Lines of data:
════════

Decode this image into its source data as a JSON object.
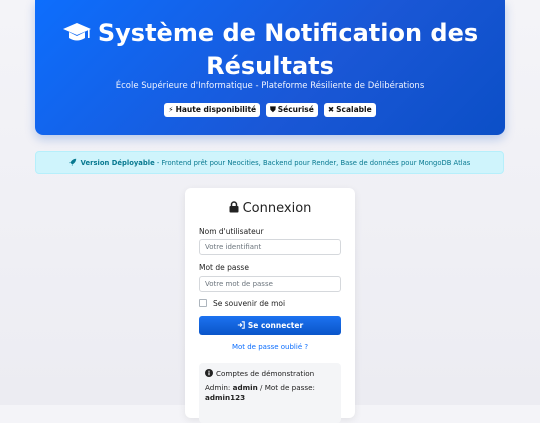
{
  "hero": {
    "title": "Système de Notification des Résultats",
    "subtitle": "École Supérieure d'Informatique - Plateforme Résiliente de Délibérations",
    "badges": [
      {
        "icon": "bolt-icon",
        "label": "Haute disponibilité"
      },
      {
        "icon": "shield-icon",
        "label": "Sécurisé"
      },
      {
        "icon": "arrows-icon",
        "label": "Scalable"
      }
    ]
  },
  "alert": {
    "icon": "rocket-icon",
    "bold": "Version Déployable",
    "text": " - Frontend prêt pour Neocities, Backend pour Render, Base de données pour MongoDB Atlas"
  },
  "login": {
    "title": "Connexion",
    "username_label": "Nom d'utilisateur",
    "username_placeholder": "Votre identifiant",
    "password_label": "Mot de passe",
    "password_placeholder": "Votre mot de passe",
    "remember_label": "Se souvenir de moi",
    "submit_label": "Se connecter",
    "forgot_link": "Mot de passe oublié ?"
  },
  "demo": {
    "title": "Comptes de démonstration",
    "admin_prefix": "Admin: ",
    "admin_user": "admin",
    "admin_middle": " / Mot de passe:",
    "admin_pass": "admin123"
  },
  "colors": {
    "primary": "#0d6efd",
    "alert_bg": "#cff4fc",
    "alert_text": "#087990"
  }
}
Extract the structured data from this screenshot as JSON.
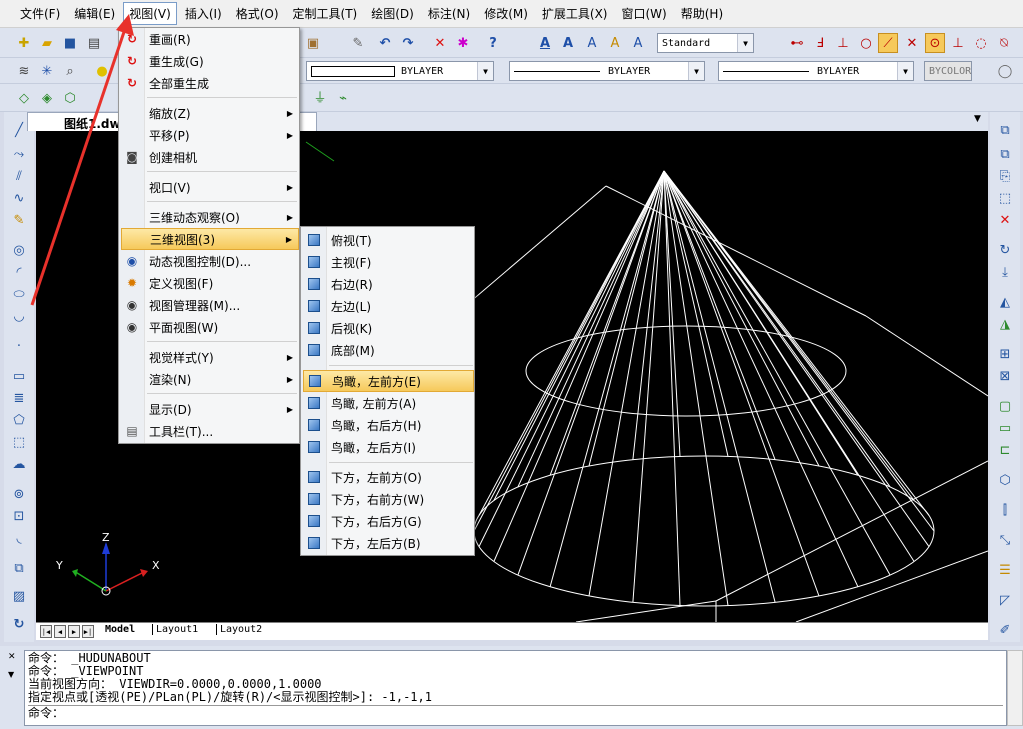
{
  "menubar": {
    "items": [
      {
        "label": "文件(F)"
      },
      {
        "label": "编辑(E)"
      },
      {
        "label": "视图(V)"
      },
      {
        "label": "插入(I)"
      },
      {
        "label": "格式(O)"
      },
      {
        "label": "定制工具(T)"
      },
      {
        "label": "绘图(D)"
      },
      {
        "label": "标注(N)"
      },
      {
        "label": "修改(M)"
      },
      {
        "label": "扩展工具(X)"
      },
      {
        "label": "窗口(W)"
      },
      {
        "label": "帮助(H)"
      }
    ]
  },
  "toolbar": {
    "text_style": "Standard",
    "layer_color": "BYLAYER",
    "linetype": "BYLAYER",
    "lineweight": "BYLAYER",
    "plot_style": "BYCOLOR"
  },
  "document": {
    "tab_label": "图纸1.dwg"
  },
  "view_menu": {
    "items": [
      {
        "label": "重画(R)",
        "icon": "redraw-icon"
      },
      {
        "label": "重生成(G)",
        "icon": "regen-icon"
      },
      {
        "label": "全部重生成",
        "icon": "regen-all-icon"
      },
      {
        "label": "缩放(Z)"
      },
      {
        "label": "平移(P)"
      },
      {
        "label": "创建相机",
        "icon": "camera-icon"
      },
      {
        "label": "视口(V)"
      },
      {
        "label": "三维动态观察(O)"
      },
      {
        "label": "三维视图(3)"
      },
      {
        "label": "动态视图控制(D)...",
        "icon": "dynamic-view-icon"
      },
      {
        "label": "定义视图(F)",
        "icon": "define-view-icon"
      },
      {
        "label": "视图管理器(M)...",
        "icon": "view-manager-icon"
      },
      {
        "label": "平面视图(W)",
        "icon": "plan-view-icon"
      },
      {
        "label": "视觉样式(Y)"
      },
      {
        "label": "渲染(N)"
      },
      {
        "label": "显示(D)"
      },
      {
        "label": "工具栏(T)...",
        "icon": "toolbar-icon"
      }
    ]
  },
  "view3d_submenu": {
    "items": [
      {
        "label": "俯视(T)"
      },
      {
        "label": "主视(F)"
      },
      {
        "label": "右边(R)"
      },
      {
        "label": "左边(L)"
      },
      {
        "label": "后视(K)"
      },
      {
        "label": "底部(M)"
      },
      {
        "label": "鸟瞰，左前方(E)"
      },
      {
        "label": "鸟瞰, 左前方(A)"
      },
      {
        "label": "鸟瞰，右后方(H)"
      },
      {
        "label": "鸟瞰，左后方(I)"
      },
      {
        "label": "下方，左前方(O)"
      },
      {
        "label": "下方，右前方(W)"
      },
      {
        "label": "下方，右后方(G)"
      },
      {
        "label": "下方，左后方(B)"
      }
    ]
  },
  "ucs": {
    "x": "X",
    "y": "Y",
    "z": "Z"
  },
  "layout_tabs": [
    "Model",
    "Layout1",
    "Layout2"
  ],
  "command_line": {
    "lines": [
      "命令： _HUDUNABOUT",
      "命令： _VIEWPOINT",
      "当前视图方向： VIEWDIR=0.0000,0.0000,1.0000",
      "指定视点或[透视(PE)/PLan(PL)/旋转(R)/<显示视图控制>]: -1,-1,1"
    ],
    "prompt": "命令："
  },
  "colors": {
    "accent": "#e8312b",
    "highlight": "#f6c95b",
    "canvas": "#000000"
  }
}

════════

▶ _Instruction_: Each line of the data is to be duplicated exactly; pictures stay out of the copy.

▶ _Exercise result_:
Decode this image into its source data as a JSON object.
{
  "hero": {
    "title": "Système de Notification des Résultats",
    "subtitle": "École Supérieure d'Informatique - Plateforme Résiliente de Délibérations",
    "badges": [
      {
        "icon": "bolt-icon",
        "label": "Haute disponibilité"
      },
      {
        "icon": "shield-icon",
        "label": "Sécurisé"
      },
      {
        "icon": "arrows-icon",
        "label": "Scalable"
      }
    ]
  },
  "alert": {
    "icon": "rocket-icon",
    "bold": "Version Déployable",
    "text": " - Frontend prêt pour Neocities, Backend pour Render, Base de données pour MongoDB Atlas"
  },
  "login": {
    "title": "Connexion",
    "username_label": "Nom d'utilisateur",
    "username_placeholder": "Votre identifiant",
    "password_label": "Mot de passe",
    "password_placeholder": "Votre mot de passe",
    "remember_label": "Se souvenir de moi",
    "submit_label": "Se connecter",
    "forgot_link": "Mot de passe oublié ?"
  },
  "demo": {
    "title": "Comptes de démonstration",
    "admin_prefix": "Admin: ",
    "admin_user": "admin",
    "admin_middle": " / Mot de passe:",
    "admin_pass": "admin123"
  },
  "colors": {
    "primary": "#0d6efd",
    "alert_bg": "#cff4fc",
    "alert_text": "#087990"
  }
}
Extract the structured data from this screenshot as JSON.
{
  "menubar": {
    "items": [
      {
        "label": "文件(F)"
      },
      {
        "label": "编辑(E)"
      },
      {
        "label": "视图(V)"
      },
      {
        "label": "插入(I)"
      },
      {
        "label": "格式(O)"
      },
      {
        "label": "定制工具(T)"
      },
      {
        "label": "绘图(D)"
      },
      {
        "label": "标注(N)"
      },
      {
        "label": "修改(M)"
      },
      {
        "label": "扩展工具(X)"
      },
      {
        "label": "窗口(W)"
      },
      {
        "label": "帮助(H)"
      }
    ]
  },
  "toolbar": {
    "text_style": "Standard",
    "layer_color": "BYLAYER",
    "linetype": "BYLAYER",
    "lineweight": "BYLAYER",
    "plot_style": "BYCOLOR"
  },
  "document": {
    "tab_label": "图纸1.dwg"
  },
  "view_menu": {
    "items": [
      {
        "label": "重画(R)",
        "icon": "redraw-icon"
      },
      {
        "label": "重生成(G)",
        "icon": "regen-icon"
      },
      {
        "label": "全部重生成",
        "icon": "regen-all-icon"
      },
      {
        "label": "缩放(Z)"
      },
      {
        "label": "平移(P)"
      },
      {
        "label": "创建相机",
        "icon": "camera-icon"
      },
      {
        "label": "视口(V)"
      },
      {
        "label": "三维动态观察(O)"
      },
      {
        "label": "三维视图(3)"
      },
      {
        "label": "动态视图控制(D)...",
        "icon": "dynamic-view-icon"
      },
      {
        "label": "定义视图(F)",
        "icon": "define-view-icon"
      },
      {
        "label": "视图管理器(M)...",
        "icon": "view-manager-icon"
      },
      {
        "label": "平面视图(W)",
        "icon": "plan-view-icon"
      },
      {
        "label": "视觉样式(Y)"
      },
      {
        "label": "渲染(N)"
      },
      {
        "label": "显示(D)"
      },
      {
        "label": "工具栏(T)...",
        "icon": "toolbar-icon"
      }
    ]
  },
  "view3d_submenu": {
    "items": [
      {
        "label": "俯视(T)"
      },
      {
        "label": "主视(F)"
      },
      {
        "label": "右边(R)"
      },
      {
        "label": "左边(L)"
      },
      {
        "label": "后视(K)"
      },
      {
        "label": "底部(M)"
      },
      {
        "label": "鸟瞰，左前方(E)"
      },
      {
        "label": "鸟瞰, 左前方(A)"
      },
      {
        "label": "鸟瞰，右后方(H)"
      },
      {
        "label": "鸟瞰，左后方(I)"
      },
      {
        "label": "下方，左前方(O)"
      },
      {
        "label": "下方，右前方(W)"
      },
      {
        "label": "下方，右后方(G)"
      },
      {
        "label": "下方，左后方(B)"
      }
    ]
  },
  "ucs": {
    "x": "X",
    "y": "Y",
    "z": "Z"
  },
  "layout_tabs": [
    "Model",
    "Layout1",
    "Layout2"
  ],
  "command_line": {
    "lines": [
      "命令： _HUDUNABOUT",
      "命令： _VIEWPOINT",
      "当前视图方向： VIEWDIR=0.0000,0.0000,1.0000",
      "指定视点或[透视(PE)/PLan(PL)/旋转(R)/<显示视图控制>]: -1,-1,1"
    ],
    "prompt": "命令："
  },
  "colors": {
    "accent": "#e8312b",
    "highlight": "#f6c95b",
    "canvas": "#000000"
  }
}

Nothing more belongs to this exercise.